* Start *
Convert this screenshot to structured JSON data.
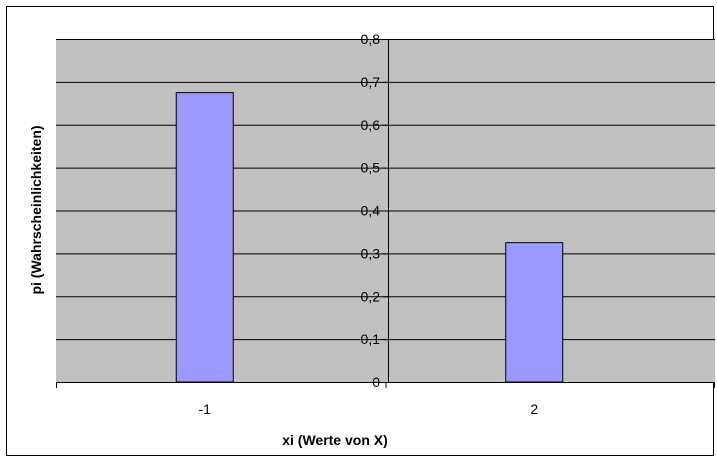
{
  "chart_data": {
    "type": "bar",
    "categories": [
      "-1",
      "2"
    ],
    "series": [
      {
        "values": [
          0.675,
          0.325
        ]
      }
    ],
    "xlabel": "xi (Werte von X)",
    "ylabel": "pi (Wahrscheinlichkeiten)",
    "ylim": [
      0,
      0.8
    ],
    "yticks": [
      "0",
      "0,1",
      "0,2",
      "0,3",
      "0,4",
      "0,5",
      "0,6",
      "0,7",
      "0,8"
    ],
    "grid": true,
    "legend": "none",
    "colors": {
      "plot_background": "#c0c0c0",
      "bar_fill": "#9999ff",
      "bar_stroke": "#000000",
      "gridline": "#000000"
    }
  }
}
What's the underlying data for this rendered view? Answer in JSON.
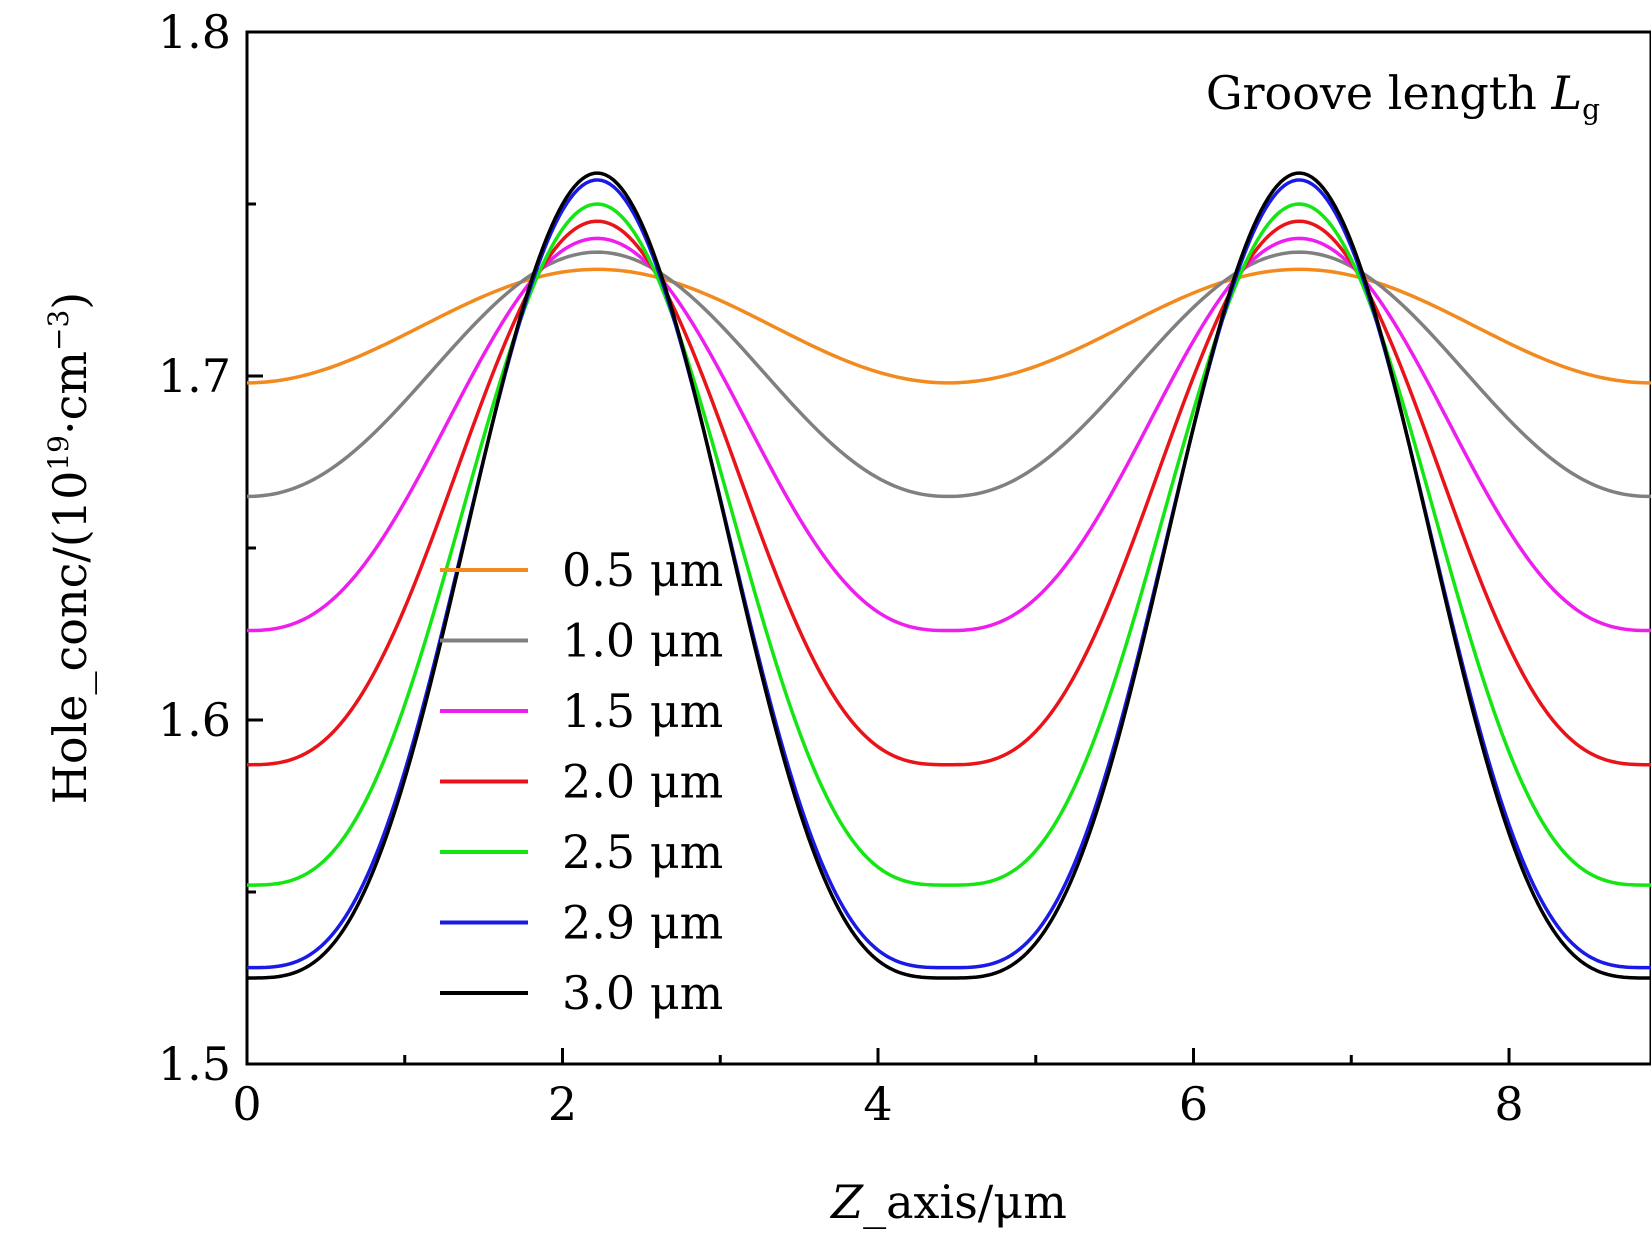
{
  "chart_data": {
    "type": "line",
    "annotation": {
      "text": "Groove length ",
      "symbol": "L",
      "subscript": "g"
    },
    "xlabel": {
      "symbol": "Z",
      "text": "_axis/μm"
    },
    "ylabel": {
      "prefix": "Hole_conc/(10",
      "exp1": "19",
      "middle": "·cm",
      "exp2": "−3",
      "suffix": ")"
    },
    "xlim": [
      0,
      8.9
    ],
    "ylim": [
      1.5,
      1.8
    ],
    "x_ticks": [
      0,
      2,
      4,
      6,
      8
    ],
    "x_tick_labels": [
      "0",
      "2",
      "4",
      "6",
      "8"
    ],
    "x_minor_ticks": [
      1,
      3,
      5,
      7
    ],
    "y_ticks": [
      1.5,
      1.6,
      1.7,
      1.8
    ],
    "y_tick_labels": [
      "1.5",
      "1.6",
      "1.7",
      "1.8"
    ],
    "y_minor_ticks": [
      1.55,
      1.65,
      1.75
    ],
    "legend_position": "lower-left",
    "grid": false,
    "series": [
      {
        "name": "0.5 μm",
        "color": "#f28a1e",
        "x": [
          0,
          2.22,
          4.45,
          6.67,
          8.9
        ],
        "y": [
          1.698,
          1.731,
          1.698,
          1.731,
          1.698
        ],
        "sharpness": 0
      },
      {
        "name": "1.0 μm",
        "color": "#808080",
        "x": [
          0,
          2.22,
          4.45,
          6.67,
          8.9
        ],
        "y": [
          1.665,
          1.736,
          1.665,
          1.736,
          1.665
        ],
        "sharpness": 0.1
      },
      {
        "name": "1.5 μm",
        "color": "#ee1fee",
        "x": [
          0,
          2.22,
          4.45,
          6.67,
          8.9
        ],
        "y": [
          1.626,
          1.74,
          1.626,
          1.74,
          1.626
        ],
        "sharpness": 0.3
      },
      {
        "name": "2.0 μm",
        "color": "#e8141a",
        "x": [
          0,
          2.22,
          4.45,
          6.67,
          8.9
        ],
        "y": [
          1.587,
          1.745,
          1.587,
          1.745,
          1.587
        ],
        "sharpness": 0.45
      },
      {
        "name": "2.5 μm",
        "color": "#14e614",
        "x": [
          0,
          2.22,
          4.45,
          6.67,
          8.9
        ],
        "y": [
          1.552,
          1.75,
          1.552,
          1.75,
          1.552
        ],
        "sharpness": 0.55
      },
      {
        "name": "2.9 μm",
        "color": "#1a1ae6",
        "x": [
          0,
          2.22,
          4.45,
          6.67,
          8.9
        ],
        "y": [
          1.528,
          1.757,
          1.528,
          1.757,
          1.528
        ],
        "sharpness": 0.62
      },
      {
        "name": "3.0 μm",
        "color": "#000000",
        "x": [
          0,
          2.22,
          4.45,
          6.67,
          8.9
        ],
        "y": [
          1.525,
          1.759,
          1.525,
          1.759,
          1.525
        ],
        "sharpness": 0.63
      }
    ]
  }
}
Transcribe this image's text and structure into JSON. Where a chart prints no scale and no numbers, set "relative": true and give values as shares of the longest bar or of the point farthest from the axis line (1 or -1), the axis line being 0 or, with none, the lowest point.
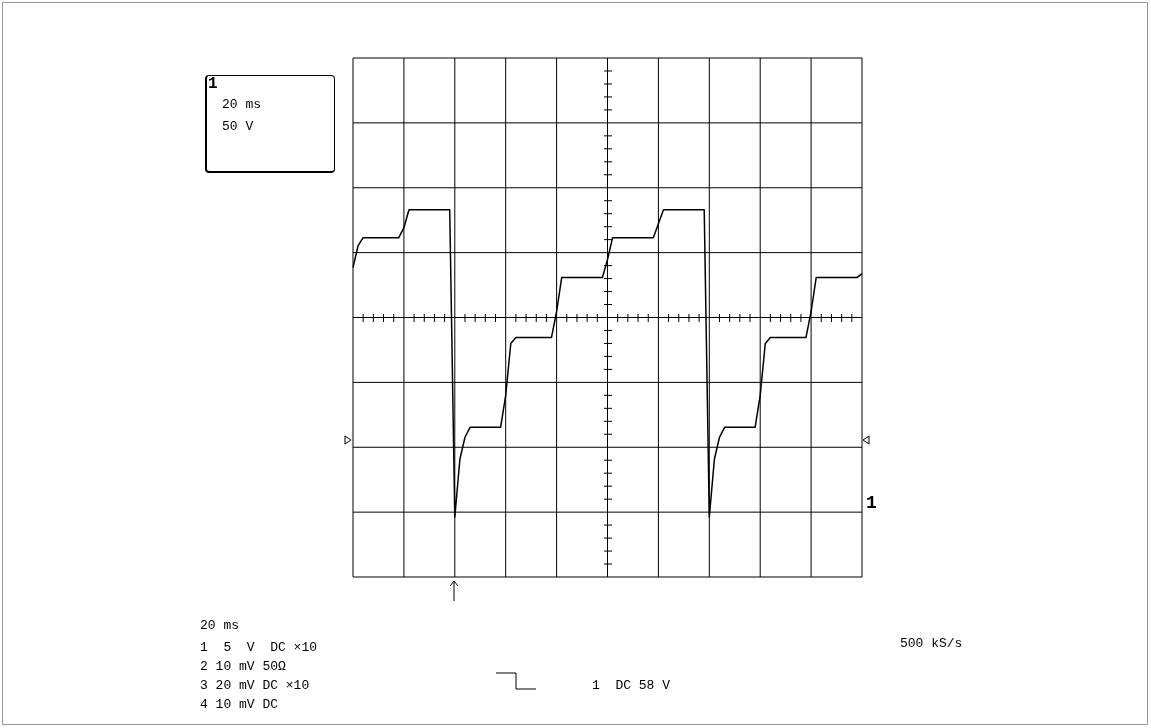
{
  "chart_data": {
    "type": "line",
    "relative": true,
    "grid": true,
    "categories": [
      null,
      null,
      null,
      null,
      null,
      null,
      null,
      null,
      null,
      null,
      null,
      null,
      null,
      null,
      null,
      null,
      null,
      null,
      null,
      null,
      null,
      null,
      null,
      null,
      null,
      null,
      null,
      null,
      null,
      null,
      null,
      null,
      null,
      null,
      null,
      null,
      null,
      null,
      null,
      null,
      null,
      null,
      null,
      null,
      null,
      null,
      null,
      null,
      null,
      null,
      null,
      null,
      null,
      null,
      null,
      null,
      null,
      null,
      null,
      null,
      null,
      null,
      null,
      null,
      null,
      null,
      null,
      null,
      null,
      null,
      null,
      null,
      null,
      null,
      null,
      null,
      null,
      null,
      null,
      null,
      null,
      null,
      null,
      null,
      null,
      null,
      null,
      null,
      null,
      null,
      null,
      null,
      null,
      null,
      null,
      null,
      null,
      null,
      null,
      null,
      null
    ],
    "series": [
      {
        "color": "#000000",
        "values": [
          0.25,
          0.36,
          0.4,
          0.4,
          0.4,
          0.4,
          0.4,
          0.4,
          0.4,
          0.4,
          0.45,
          0.54,
          0.54,
          0.54,
          0.54,
          0.54,
          0.54,
          0.54,
          0.54,
          0.54,
          -1,
          -0.71,
          -0.6,
          -0.55,
          -0.55,
          -0.55,
          -0.55,
          -0.55,
          -0.55,
          -0.55,
          -0.39,
          -0.13,
          -0.1,
          -0.1,
          -0.1,
          -0.1,
          -0.1,
          -0.1,
          -0.1,
          -0.1,
          0.03,
          0.2,
          0.2,
          0.2,
          0.2,
          0.2,
          0.2,
          0.2,
          0.2,
          0.2,
          0.29,
          0.4,
          0.4,
          0.4,
          0.4,
          0.4,
          0.4,
          0.4,
          0.4,
          0.4,
          0.47,
          0.54,
          0.54,
          0.54,
          0.54,
          0.54,
          0.54,
          0.54,
          0.54,
          0.54,
          -1,
          -0.71,
          -0.6,
          -0.55,
          -0.55,
          -0.55,
          -0.55,
          -0.55,
          -0.55,
          -0.55,
          -0.39,
          -0.13,
          -0.1,
          -0.1,
          -0.1,
          -0.1,
          -0.1,
          -0.1,
          -0.1,
          -0.1,
          0.03,
          0.2,
          0.2,
          0.2,
          0.2,
          0.2,
          0.2,
          0.2,
          0.2,
          0.2,
          0.22
        ]
      }
    ],
    "annotations": [
      "1",
      "20 ms",
      "50 V",
      "20 ms",
      "1  5  V  DC ×10",
      "2 10 mV 50Ω",
      "3 20 mV DC ×10",
      "4 10 mV DC",
      "1  DC 58 V",
      "500 kS/s",
      "1"
    ]
  }
}
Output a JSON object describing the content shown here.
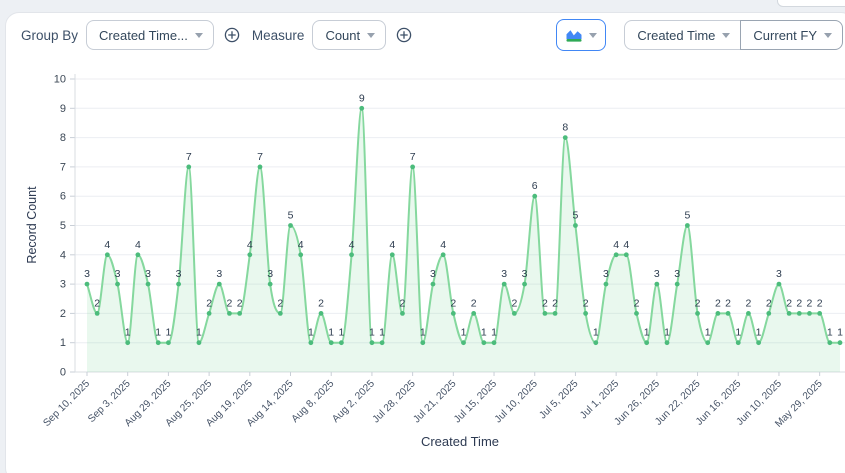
{
  "toolbar": {
    "group_by_label": "Group By",
    "group_by_value": "Created Time...",
    "measure_label": "Measure",
    "measure_value": "Count",
    "chart_type_icon": "area-chart",
    "x_field_value": "Created Time",
    "date_range_value": "Current FY"
  },
  "chart_data": {
    "type": "area",
    "title": "",
    "xlabel": "Created Time",
    "ylabel": "Record Count",
    "ylim": [
      0,
      10
    ],
    "y_ticks": [
      0,
      1,
      2,
      3,
      4,
      5,
      6,
      7,
      8,
      9,
      10
    ],
    "grid": "horizontal",
    "legend_position": "none",
    "point_labels_shown": true,
    "x_tick_interval": 4,
    "x_tick_labels": [
      "Sep 10, 2025",
      "Sep 3, 2025",
      "Aug 29, 2025",
      "Aug 25, 2025",
      "Aug 19, 2025",
      "Aug 14, 2025",
      "Aug 8, 2025",
      "Aug 2, 2025",
      "Jul 28, 2025",
      "Jul 21, 2025",
      "Jul 15, 2025",
      "Jul 10, 2025",
      "Jul 5, 2025",
      "Jul 1, 2025",
      "Jun 26, 2025",
      "Jun 22, 2025",
      "Jun 16, 2025",
      "Jun 10, 2025",
      "May 29, 2025"
    ],
    "values": [
      3,
      2,
      4,
      3,
      1,
      4,
      3,
      1,
      1,
      3,
      7,
      1,
      2,
      3,
      2,
      2,
      4,
      7,
      3,
      2,
      5,
      4,
      1,
      2,
      1,
      1,
      4,
      9,
      1,
      1,
      4,
      2,
      7,
      1,
      3,
      4,
      2,
      1,
      2,
      1,
      1,
      3,
      2,
      3,
      6,
      2,
      2,
      8,
      5,
      2,
      1,
      3,
      4,
      4,
      2,
      1,
      3,
      1,
      3,
      5,
      2,
      1,
      2,
      2,
      1,
      2,
      1,
      2,
      3,
      2,
      2,
      2,
      2,
      1,
      1
    ],
    "colors": {
      "line": "#85d89e",
      "fill": "rgba(133,216,158,0.18)",
      "point": "#4cbc7c",
      "point_label": "#2d3c4f",
      "grid": "#eceef2",
      "axis": "#d8dce2",
      "tick_mark": "#c9cfd7",
      "y_tick_text": "#3c4856",
      "x_tick_text": "#475468",
      "accent_blue": "#4187f5",
      "icon_green": "#2fa956"
    }
  }
}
* End *
Find the word "Time" in the records and pull out each line that has it.

    "group_by_value": "Created Time...",
    "x_field_value": "Created Time",
    "xlabel": "Created Time",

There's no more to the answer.